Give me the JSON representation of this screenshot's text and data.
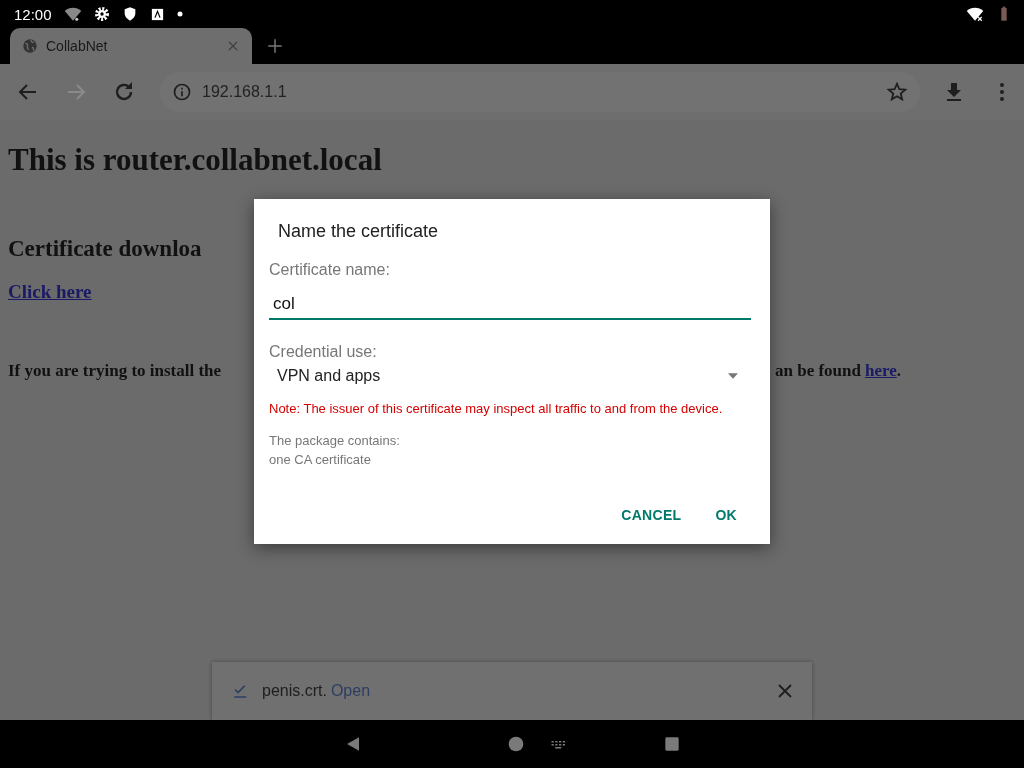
{
  "status_bar": {
    "time": "12:00"
  },
  "browser": {
    "tabs": [
      {
        "title": "CollabNet",
        "selected": true
      }
    ],
    "address": "192.168.1.1"
  },
  "page": {
    "heading": "This is router.collabnet.local",
    "subheading": "Certificate downloa",
    "link": "Click here",
    "note_left": "If you are trying to install the",
    "note_right": "an be found",
    "note_link": "here",
    "note_end": "."
  },
  "dialog": {
    "title": "Name the certificate",
    "name_label": "Certificate name:",
    "name_value": "col",
    "use_label": "Credential use:",
    "use_value": "VPN and apps",
    "warning": "Note: The issuer of this certificate may inspect all traffic to and from the device.",
    "package_label": "The package contains:",
    "package_item": "one CA certificate",
    "buttons": [
      "CANCEL",
      "OK"
    ]
  },
  "download_bar": {
    "file": "penis.crt.",
    "action": "Open"
  }
}
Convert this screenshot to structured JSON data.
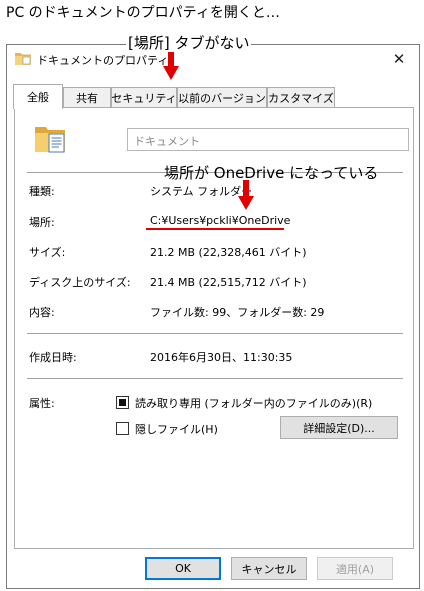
{
  "caption": "PC のドキュメントのプロパティを開くと…",
  "window": {
    "title": "ドキュメントのプロパティ",
    "close_glyph": "✕"
  },
  "tabs": [
    {
      "label": "全般",
      "active": true
    },
    {
      "label": "共有",
      "active": false
    },
    {
      "label": "セキュリティ",
      "active": false
    },
    {
      "label": "以前のバージョン",
      "active": false
    },
    {
      "label": "カスタマイズ",
      "active": false
    }
  ],
  "general": {
    "name_placeholder": "ドキュメント",
    "type_label": "種類:",
    "type_value": "システム フォルダー",
    "location_label": "場所:",
    "location_value": "C:¥Users¥pckli¥OneDrive",
    "size_label": "サイズ:",
    "size_value": "21.2 MB (22,328,461 バイト)",
    "disk_size_label": "ディスク上のサイズ:",
    "disk_size_value": "21.4 MB (22,515,712 バイト)",
    "contents_label": "内容:",
    "contents_value": "ファイル数: 99、フォルダー数: 29",
    "created_label": "作成日時:",
    "created_value": "2016年6月30日、11:30:35",
    "attributes_label": "属性:",
    "readonly_label": "読み取り専用 (フォルダー内のファイルのみ)(R)",
    "readonly_checked": true,
    "hidden_label": "隠しファイル(H)",
    "hidden_checked": false,
    "advanced_button": "詳細設定(D)..."
  },
  "buttons": {
    "ok": "OK",
    "cancel": "キャンセル",
    "apply": "適用(A)"
  },
  "annotations": {
    "no_location_tab": "[場所] タブがない",
    "onedrive_note": "場所が OneDrive になっている",
    "accent_color": "#e00000"
  }
}
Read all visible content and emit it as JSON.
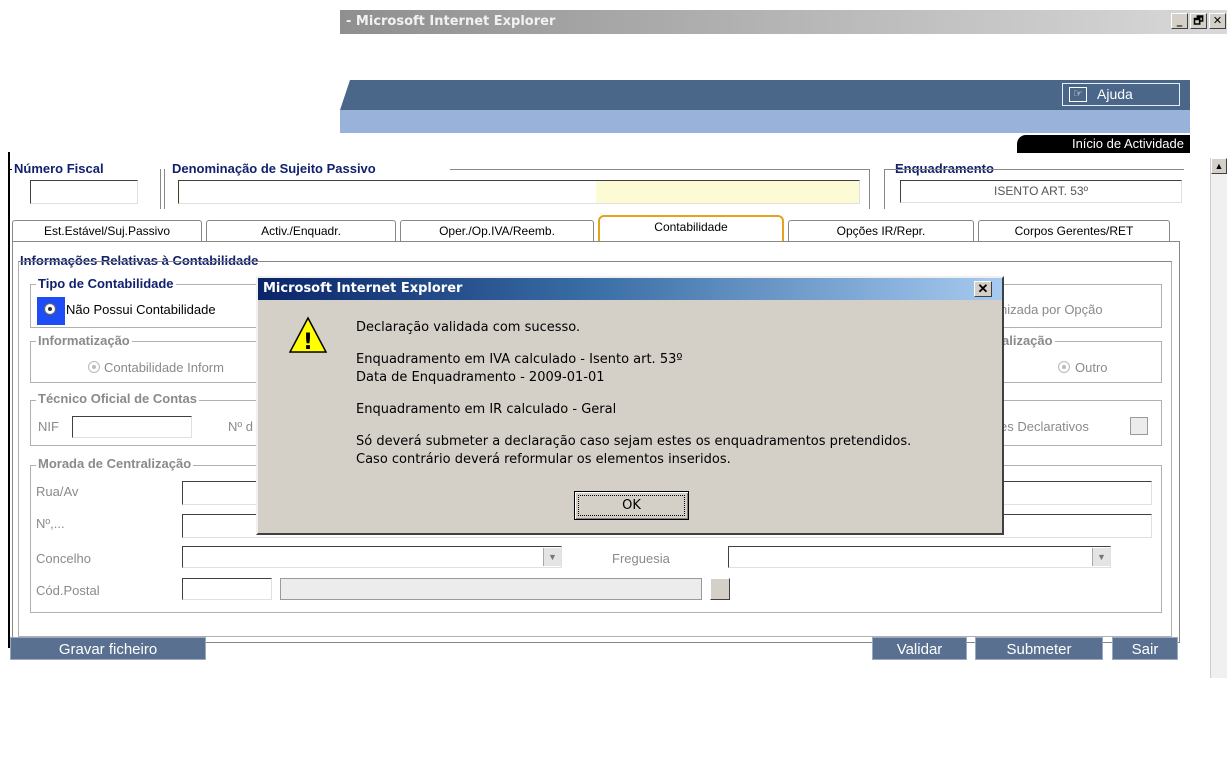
{
  "window": {
    "title": "- Microsoft Internet Explorer",
    "min_glyph": "_",
    "max_glyph": "🗗",
    "close_glyph": "✕"
  },
  "banner": {
    "help_label": "Ajuda",
    "help_icon_glyph": "☞",
    "activity_tab": "Início de Actividade"
  },
  "header": {
    "numero_fiscal_label": "Número Fiscal",
    "denominacao_label": "Denominação de Sujeito Passivo",
    "enquadramento_label": "Enquadramento",
    "enquadramento_value": "ISENTO ART. 53º"
  },
  "tabs": [
    {
      "label": "Est.Estável/Suj.Passivo"
    },
    {
      "label": "Activ./Enquadr."
    },
    {
      "label": "Oper./Op.IVA/Reemb."
    },
    {
      "label": "Contabilidade"
    },
    {
      "label": "Opções IR/Repr."
    },
    {
      "label": "Corpos Gerentes/RET"
    }
  ],
  "panel": {
    "informacoes_label": "Informações Relativas à Contabilidade",
    "tipo_label": "Tipo de Contabilidade",
    "nao_possui": "Não Possui Contabilidade",
    "organizada_opcao": "nizada por Opção",
    "informatizacao_label": "Informatização",
    "contab_informatizada": "Contabilidade Inform",
    "centralizacao_label": "alização",
    "outro": "Outro",
    "toc_label": "Técnico Oficial de Contas",
    "nif_label": "NIF",
    "no_label": "Nº d",
    "declarativos": "es Declarativos",
    "morada_label": "Morada de Centralização",
    "rua_label": "Rua/Av",
    "numero_label": "Nº,...",
    "concelho_label": "Concelho",
    "freguesia_label": "Freguesia",
    "cod_postal_label": "Cód.Postal"
  },
  "buttons": {
    "gravar": "Gravar ficheiro",
    "validar": "Validar",
    "submeter": "Submeter",
    "sair": "Sair"
  },
  "dialog": {
    "title": "Microsoft Internet Explorer",
    "close_glyph": "✕",
    "warning_glyph": "!",
    "line1": "Declaração validada com sucesso.",
    "line2": "Enquadramento em IVA calculado - Isento art. 53º",
    "line3": "Data de Enquadramento - 2009-01-01",
    "line4": "Enquadramento em IR calculado - Geral",
    "line5": "Só deverá submeter a declaração caso sejam estes os enquadramentos pretendidos.",
    "line6": "Caso contrário deverá reformular os elementos inseridos.",
    "ok_label": "OK"
  },
  "colors": {
    "banner_dark": "#4a6688",
    "banner_light": "#98b2da",
    "active_tab": "#e6a120",
    "label_blue": "#11216e",
    "highlight_field": "#fdfbd3"
  },
  "icons": {
    "scroll_up": "▲",
    "dropdown": "▼"
  }
}
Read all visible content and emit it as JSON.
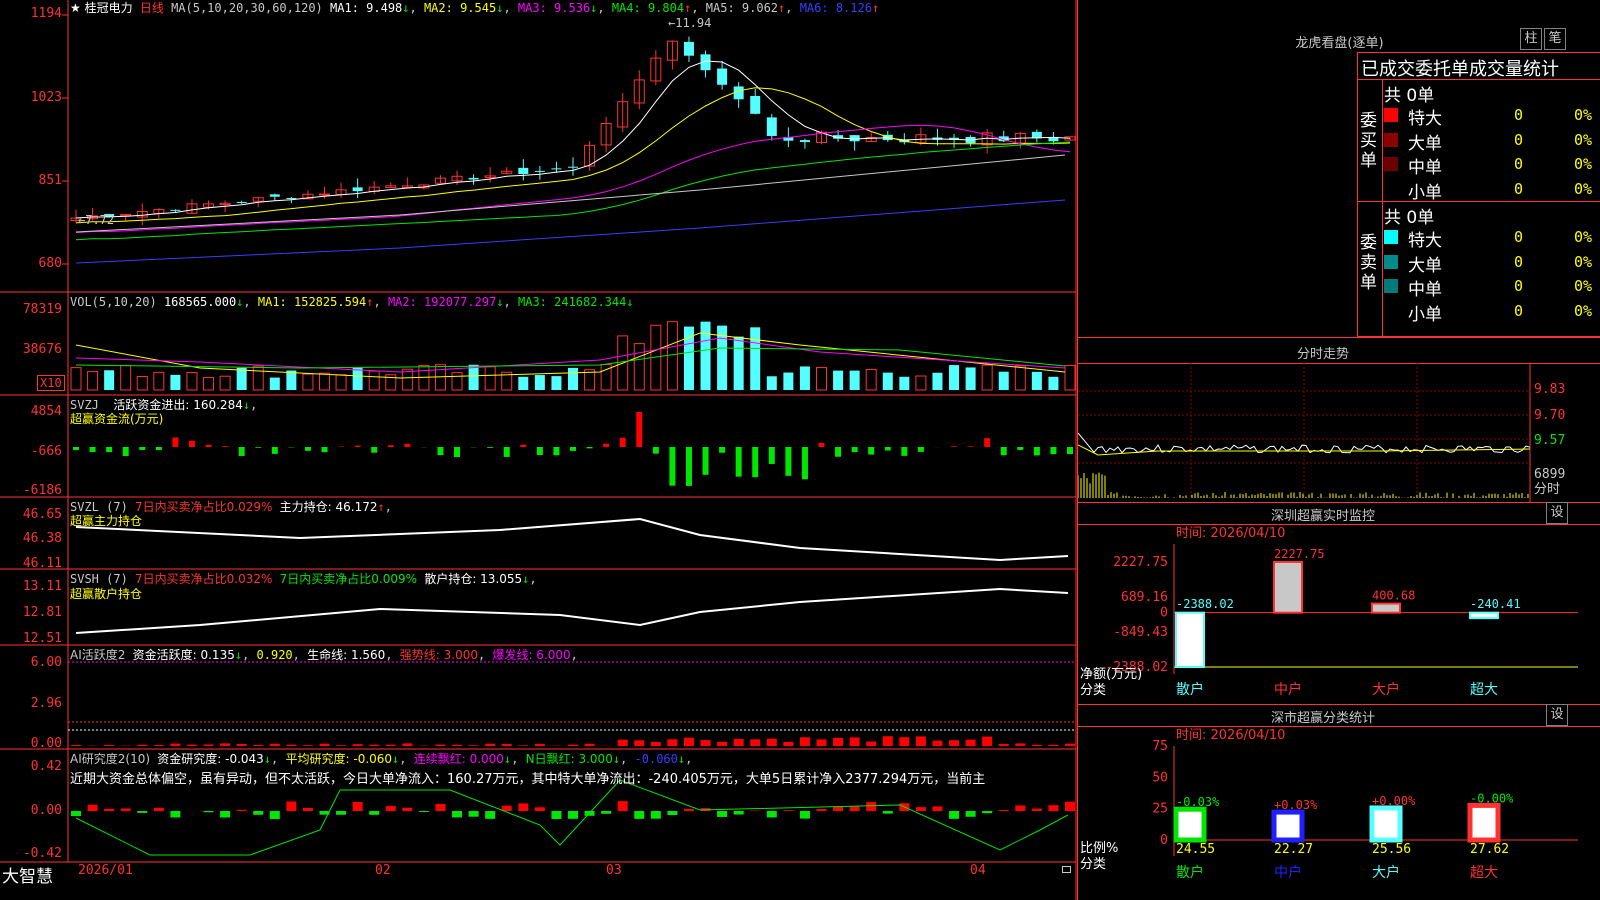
{
  "stock": {
    "name": "★ 桂冠电力",
    "period": "日线",
    "ma_label": "MA(5,10,20,30,60,120)",
    "ma1": "MA1: 9.498",
    "ma2": "MA2: 9.545",
    "ma3": "MA3: 9.536",
    "ma4": "MA4: 9.804",
    "ma5": "MA5: 9.062",
    "ma6": "MA6: 8.126",
    "high_mark": "11.94",
    "low_mark": "7.72",
    "price_axis": [
      "1194",
      "1023",
      "851",
      "680"
    ]
  },
  "vol": {
    "label": "VOL(5,10,20)",
    "value": "168565.000",
    "ma1": "MA1: 152825.594",
    "ma2": "MA2: 192077.297",
    "ma3": "MA3: 241682.344",
    "axis": [
      "78319",
      "38676"
    ],
    "unit": "X10"
  },
  "svzj": {
    "label": "SVZJ",
    "line": "活跃资金进出: 160.284",
    "sub": "超赢资金流(万元)",
    "axis": [
      "4854",
      "-666",
      "-6186"
    ]
  },
  "svzl": {
    "label": "SVZL (7)",
    "part1": "7日内买卖净占比0.029%",
    "part2": "主力持仓: 46.172",
    "sub": "超赢主力持仓",
    "axis": [
      "46.65",
      "46.38",
      "46.11"
    ]
  },
  "svsh": {
    "label": "SVSH (7)",
    "part1": "7日内买卖净占比0.032%",
    "part2": "7日内买卖净占比0.009%",
    "part3": "散户持仓: 13.055",
    "sub": "超赢散户持仓",
    "axis": [
      "13.11",
      "12.81",
      "12.51"
    ]
  },
  "ai1": {
    "label": "AI活跃度2",
    "part1": "资金活跃度: 0.135",
    "part2": "0.920",
    "part3": "生命线: 1.560",
    "part4": "强势线: 3.000",
    "part5": "爆发线: 6.000",
    "axis": [
      "6.00",
      "2.96",
      "0.00"
    ]
  },
  "ai2": {
    "label": "AI研究度2(10)",
    "part1": "资金研究度: -0.043",
    "part2": "平均研究度: -0.060",
    "part3": "连续飘红: 0.000",
    "part4": "N日飘红: 3.000",
    "part5": "-0.060",
    "comment": "近期大资金总体偏空，虽有异动，但不太活跃，今日大单净流入：160.27万元，其中特大单净流出：-240.405万元，大单5日累计净入2377.294万元，当前主",
    "axis": [
      "0.42",
      "0.00",
      "-0.42"
    ]
  },
  "time_axis": [
    "2026/01",
    "02",
    "03",
    "04"
  ],
  "brand": "大智慧",
  "right": {
    "title": "龙虎看盘(逐单)",
    "btn1": "柱",
    "btn2": "笔",
    "tabs_text": "已成交委托单成交量统计",
    "buy_label": "委买单",
    "sell_label": "委卖单",
    "buy_total": "共 0单",
    "sell_total": "共 0单",
    "buy_rows": [
      {
        "name": "特大",
        "count": "0",
        "pct": "0%",
        "color": "#ff0000"
      },
      {
        "name": "大单",
        "count": "0",
        "pct": "0%",
        "color": "#8b0000"
      },
      {
        "name": "中单",
        "count": "0",
        "pct": "0%",
        "color": "#6b0000"
      },
      {
        "name": "小单",
        "count": "0",
        "pct": "0%",
        "color": "#000000"
      }
    ],
    "sell_rows": [
      {
        "name": "特大",
        "count": "0",
        "pct": "0%",
        "color": "#00ffff"
      },
      {
        "name": "大单",
        "count": "0",
        "pct": "0%",
        "color": "#008b8b"
      },
      {
        "name": "中单",
        "count": "0",
        "pct": "0%",
        "color": "#007a7a"
      },
      {
        "name": "小单",
        "count": "0",
        "pct": "0%",
        "color": "#000000"
      }
    ],
    "intraday_title": "分时走势",
    "intraday_axis": [
      "9.83",
      "9.70",
      "9.57",
      "6899",
      "分时"
    ],
    "sz_title": "深圳超赢实时监控",
    "sz_time": "时间: 2026/04/10",
    "sz_axis": [
      "2227.75",
      "689.16",
      "0",
      "-849.43",
      "-2388.02"
    ],
    "sz_values": [
      {
        "cat": "散户",
        "value": -2388.02,
        "label": "-2388.02"
      },
      {
        "cat": "中户",
        "value": 2227.75,
        "label": "2227.75"
      },
      {
        "cat": "大户",
        "value": 400.68,
        "label": "400.68"
      },
      {
        "cat": "超大",
        "value": -240.41,
        "label": "-240.41"
      }
    ],
    "sz_ylabel": "净额(万元)",
    "sz_xlabel": "分类",
    "set_btn": "设",
    "cls_title": "深市超赢分类统计",
    "cls_time": "时间: 2026/04/10",
    "cls_axis": [
      "75",
      "50",
      "25",
      "0"
    ],
    "cls_values": [
      {
        "cat": "散户",
        "pct": 24.55,
        "change": "-0.03%",
        "label": "24.55"
      },
      {
        "cat": "中户",
        "pct": 22.27,
        "change": "+0.03%",
        "label": "22.27"
      },
      {
        "cat": "大户",
        "pct": 25.56,
        "change": "+0.00%",
        "label": "25.56"
      },
      {
        "cat": "超大",
        "pct": 27.62,
        "change": "-0.00%",
        "label": "27.62"
      }
    ],
    "cls_ylabel": "比例%",
    "cls_xlabel": "分类"
  }
}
..........
§ **AIM**: Locate the word "true" in the records above, and return each line that has it.

§ **RESULT**:
        "selected": true
      "active": true
    "readonly_checked": true,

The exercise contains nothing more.